Source records:
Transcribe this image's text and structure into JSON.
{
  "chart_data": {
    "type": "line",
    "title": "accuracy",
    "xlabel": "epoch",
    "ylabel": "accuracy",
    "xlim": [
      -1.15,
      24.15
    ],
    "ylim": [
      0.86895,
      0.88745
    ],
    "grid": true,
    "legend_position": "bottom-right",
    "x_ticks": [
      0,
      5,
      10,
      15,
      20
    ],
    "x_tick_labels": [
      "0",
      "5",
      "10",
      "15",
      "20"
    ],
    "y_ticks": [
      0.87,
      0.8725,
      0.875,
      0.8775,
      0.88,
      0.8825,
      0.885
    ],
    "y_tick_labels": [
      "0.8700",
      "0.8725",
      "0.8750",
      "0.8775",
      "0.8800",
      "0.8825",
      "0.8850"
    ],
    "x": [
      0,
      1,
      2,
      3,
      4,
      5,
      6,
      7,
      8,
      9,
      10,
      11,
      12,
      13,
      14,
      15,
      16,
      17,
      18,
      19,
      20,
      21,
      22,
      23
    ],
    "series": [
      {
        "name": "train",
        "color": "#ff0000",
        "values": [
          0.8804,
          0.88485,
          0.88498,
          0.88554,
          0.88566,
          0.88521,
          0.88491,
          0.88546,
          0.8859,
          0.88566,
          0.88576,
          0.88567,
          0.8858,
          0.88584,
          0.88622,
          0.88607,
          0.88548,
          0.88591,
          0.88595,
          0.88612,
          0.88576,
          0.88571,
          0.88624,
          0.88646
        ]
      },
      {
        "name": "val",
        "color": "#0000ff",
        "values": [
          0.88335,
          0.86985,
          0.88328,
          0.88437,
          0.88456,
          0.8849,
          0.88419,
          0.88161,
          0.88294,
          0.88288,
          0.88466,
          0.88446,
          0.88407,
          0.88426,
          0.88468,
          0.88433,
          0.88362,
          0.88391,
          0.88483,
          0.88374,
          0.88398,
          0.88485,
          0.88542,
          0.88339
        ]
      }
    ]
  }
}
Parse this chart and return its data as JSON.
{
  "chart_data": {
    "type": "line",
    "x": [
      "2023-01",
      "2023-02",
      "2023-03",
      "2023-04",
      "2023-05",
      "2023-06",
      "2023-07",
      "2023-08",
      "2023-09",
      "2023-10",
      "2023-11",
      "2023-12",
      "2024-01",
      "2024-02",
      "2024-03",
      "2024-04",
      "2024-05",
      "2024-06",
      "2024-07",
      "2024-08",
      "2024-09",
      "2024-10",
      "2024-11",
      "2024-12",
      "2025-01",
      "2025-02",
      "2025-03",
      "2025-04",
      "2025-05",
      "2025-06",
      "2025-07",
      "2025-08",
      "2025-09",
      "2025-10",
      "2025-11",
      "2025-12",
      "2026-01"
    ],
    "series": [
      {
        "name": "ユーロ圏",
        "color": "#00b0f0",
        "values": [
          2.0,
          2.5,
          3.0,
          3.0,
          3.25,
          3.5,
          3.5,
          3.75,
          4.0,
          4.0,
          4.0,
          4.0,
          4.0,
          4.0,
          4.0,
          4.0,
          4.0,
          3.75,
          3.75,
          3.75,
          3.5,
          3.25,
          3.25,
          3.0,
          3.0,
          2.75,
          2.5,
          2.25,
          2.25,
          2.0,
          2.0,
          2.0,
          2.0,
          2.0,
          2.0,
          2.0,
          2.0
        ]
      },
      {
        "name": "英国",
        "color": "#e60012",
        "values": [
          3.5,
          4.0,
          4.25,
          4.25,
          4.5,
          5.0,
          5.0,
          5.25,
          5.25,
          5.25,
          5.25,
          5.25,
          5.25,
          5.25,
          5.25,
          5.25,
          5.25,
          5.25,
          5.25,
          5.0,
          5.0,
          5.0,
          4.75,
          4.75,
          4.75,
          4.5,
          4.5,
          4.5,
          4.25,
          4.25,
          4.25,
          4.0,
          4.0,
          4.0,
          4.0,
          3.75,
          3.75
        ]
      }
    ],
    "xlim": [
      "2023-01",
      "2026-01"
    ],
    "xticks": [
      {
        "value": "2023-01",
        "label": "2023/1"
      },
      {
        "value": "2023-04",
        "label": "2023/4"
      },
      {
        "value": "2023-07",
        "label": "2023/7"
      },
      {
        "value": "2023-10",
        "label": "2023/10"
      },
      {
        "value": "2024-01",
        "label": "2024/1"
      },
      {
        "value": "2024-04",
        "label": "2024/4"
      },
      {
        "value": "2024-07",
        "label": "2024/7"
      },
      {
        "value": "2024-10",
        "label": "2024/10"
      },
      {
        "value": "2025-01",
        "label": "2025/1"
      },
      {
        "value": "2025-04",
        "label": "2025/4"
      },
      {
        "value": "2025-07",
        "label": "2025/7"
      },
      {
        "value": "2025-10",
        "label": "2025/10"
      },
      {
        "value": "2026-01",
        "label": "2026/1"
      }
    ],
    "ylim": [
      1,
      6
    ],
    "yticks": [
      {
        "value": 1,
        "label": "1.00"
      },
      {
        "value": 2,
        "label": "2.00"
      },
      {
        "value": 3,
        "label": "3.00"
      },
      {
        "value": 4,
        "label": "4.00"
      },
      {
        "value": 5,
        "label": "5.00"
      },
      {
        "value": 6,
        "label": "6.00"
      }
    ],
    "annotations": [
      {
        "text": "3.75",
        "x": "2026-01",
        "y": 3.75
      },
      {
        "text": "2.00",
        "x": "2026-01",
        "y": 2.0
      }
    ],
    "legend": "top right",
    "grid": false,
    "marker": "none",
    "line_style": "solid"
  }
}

What you will do:
Transcribe the data above in full, exactly.

Exercise solution:
Transcribe this image's text and structure into JSON.
{
  "chart_data": {
    "type": "line",
    "title": "accuracy",
    "xlabel": "epoch",
    "ylabel": "accuracy",
    "xlim": [
      -1.15,
      24.15
    ],
    "ylim": [
      0.86895,
      0.88745
    ],
    "grid": true,
    "legend_position": "bottom-right",
    "x_ticks": [
      0,
      5,
      10,
      15,
      20
    ],
    "x_tick_labels": [
      "0",
      "5",
      "10",
      "15",
      "20"
    ],
    "y_ticks": [
      0.87,
      0.8725,
      0.875,
      0.8775,
      0.88,
      0.8825,
      0.885
    ],
    "y_tick_labels": [
      "0.8700",
      "0.8725",
      "0.8750",
      "0.8775",
      "0.8800",
      "0.8825",
      "0.8850"
    ],
    "x": [
      0,
      1,
      2,
      3,
      4,
      5,
      6,
      7,
      8,
      9,
      10,
      11,
      12,
      13,
      14,
      15,
      16,
      17,
      18,
      19,
      20,
      21,
      22,
      23
    ],
    "series": [
      {
        "name": "train",
        "color": "#ff0000",
        "values": [
          0.8804,
          0.88485,
          0.88498,
          0.88554,
          0.88566,
          0.88521,
          0.88491,
          0.88546,
          0.8859,
          0.88566,
          0.88576,
          0.88567,
          0.8858,
          0.88584,
          0.88622,
          0.88607,
          0.88548,
          0.88591,
          0.88595,
          0.88612,
          0.88576,
          0.88571,
          0.88624,
          0.88646
        ]
      },
      {
        "name": "val",
        "color": "#0000ff",
        "values": [
          0.88335,
          0.86985,
          0.88328,
          0.88437,
          0.88456,
          0.8849,
          0.88419,
          0.88161,
          0.88294,
          0.88288,
          0.88466,
          0.88446,
          0.88407,
          0.88426,
          0.88468,
          0.88433,
          0.88362,
          0.88391,
          0.88483,
          0.88374,
          0.88398,
          0.88485,
          0.88542,
          0.88339
        ]
      }
    ]
  }
}
Parse this chart and return its data as JSON.
{
  "chart_data": {
    "type": "line",
    "x": [
      "2023-01",
      "2023-02",
      "2023-03",
      "2023-04",
      "2023-05",
      "2023-06",
      "2023-07",
      "2023-08",
      "2023-09",
      "2023-10",
      "2023-11",
      "2023-12",
      "2024-01",
      "2024-02",
      "2024-03",
      "2024-04",
      "2024-05",
      "2024-06",
      "2024-07",
      "2024-08",
      "2024-09",
      "2024-10",
      "2024-11",
      "2024-12",
      "2025-01",
      "2025-02",
      "2025-03",
      "2025-04",
      "2025-05",
      "2025-06",
      "2025-07",
      "2025-08",
      "2025-09",
      "2025-10",
      "2025-11",
      "2025-12",
      "2026-01"
    ],
    "series": [
      {
        "name": "ユーロ圏",
        "color": "#00b0f0",
        "values": [
          2.0,
          2.5,
          3.0,
          3.0,
          3.25,
          3.5,
          3.5,
          3.75,
          4.0,
          4.0,
          4.0,
          4.0,
          4.0,
          4.0,
          4.0,
          4.0,
          4.0,
          3.75,
          3.75,
          3.75,
          3.5,
          3.25,
          3.25,
          3.0,
          3.0,
          2.75,
          2.5,
          2.25,
          2.25,
          2.0,
          2.0,
          2.0,
          2.0,
          2.0,
          2.0,
          2.0,
          2.0
        ]
      },
      {
        "name": "英国",
        "color": "#e60012",
        "values": [
          3.5,
          4.0,
          4.25,
          4.25,
          4.5,
          5.0,
          5.0,
          5.25,
          5.25,
          5.25,
          5.25,
          5.25,
          5.25,
          5.25,
          5.25,
          5.25,
          5.25,
          5.25,
          5.25,
          5.0,
          5.0,
          5.0,
          4.75,
          4.75,
          4.75,
          4.5,
          4.5,
          4.5,
          4.25,
          4.25,
          4.25,
          4.0,
          4.0,
          4.0,
          4.0,
          3.75,
          3.75
        ]
      }
    ],
    "xlim": [
      "2023-01",
      "2026-01"
    ],
    "xticks": [
      {
        "value": "2023-01",
        "label": "2023/1"
      },
      {
        "value": "2023-04",
        "label": "2023/4"
      },
      {
        "value": "2023-07",
        "label": "2023/7"
      },
      {
        "value": "2023-10",
        "label": "2023/10"
      },
      {
        "value": "2024-01",
        "label": "2024/1"
      },
      {
        "value": "2024-04",
        "label": "2024/4"
      },
      {
        "value": "2024-07",
        "label": "2024/7"
      },
      {
        "value": "2024-10",
        "label": "2024/10"
      },
      {
        "value": "2025-01",
        "label": "2025/1"
      },
      {
        "value": "2025-04",
        "label": "2025/4"
      },
      {
        "value": "2025-07",
        "label": "2025/7"
      },
      {
        "value": "2025-10",
        "label": "2025/10"
      },
      {
        "value": "2026-01",
        "label": "2026/1"
      }
    ],
    "ylim": [
      1,
      6
    ],
    "yticks": [
      {
        "value": 1,
        "label": "1.00"
      },
      {
        "value": 2,
        "label": "2.00"
      },
      {
        "value": 3,
        "label": "3.00"
      },
      {
        "value": 4,
        "label": "4.00"
      },
      {
        "value": 5,
        "label": "5.00"
      },
      {
        "value": 6,
        "label": "6.00"
      }
    ],
    "annotations": [
      {
        "text": "3.75",
        "x": "2026-01",
        "y": 3.75
      },
      {
        "text": "2.00",
        "x": "2026-01",
        "y": 2.0
      }
    ],
    "legend": "top right",
    "grid": false,
    "marker": "none",
    "line_style": "solid"
  }
}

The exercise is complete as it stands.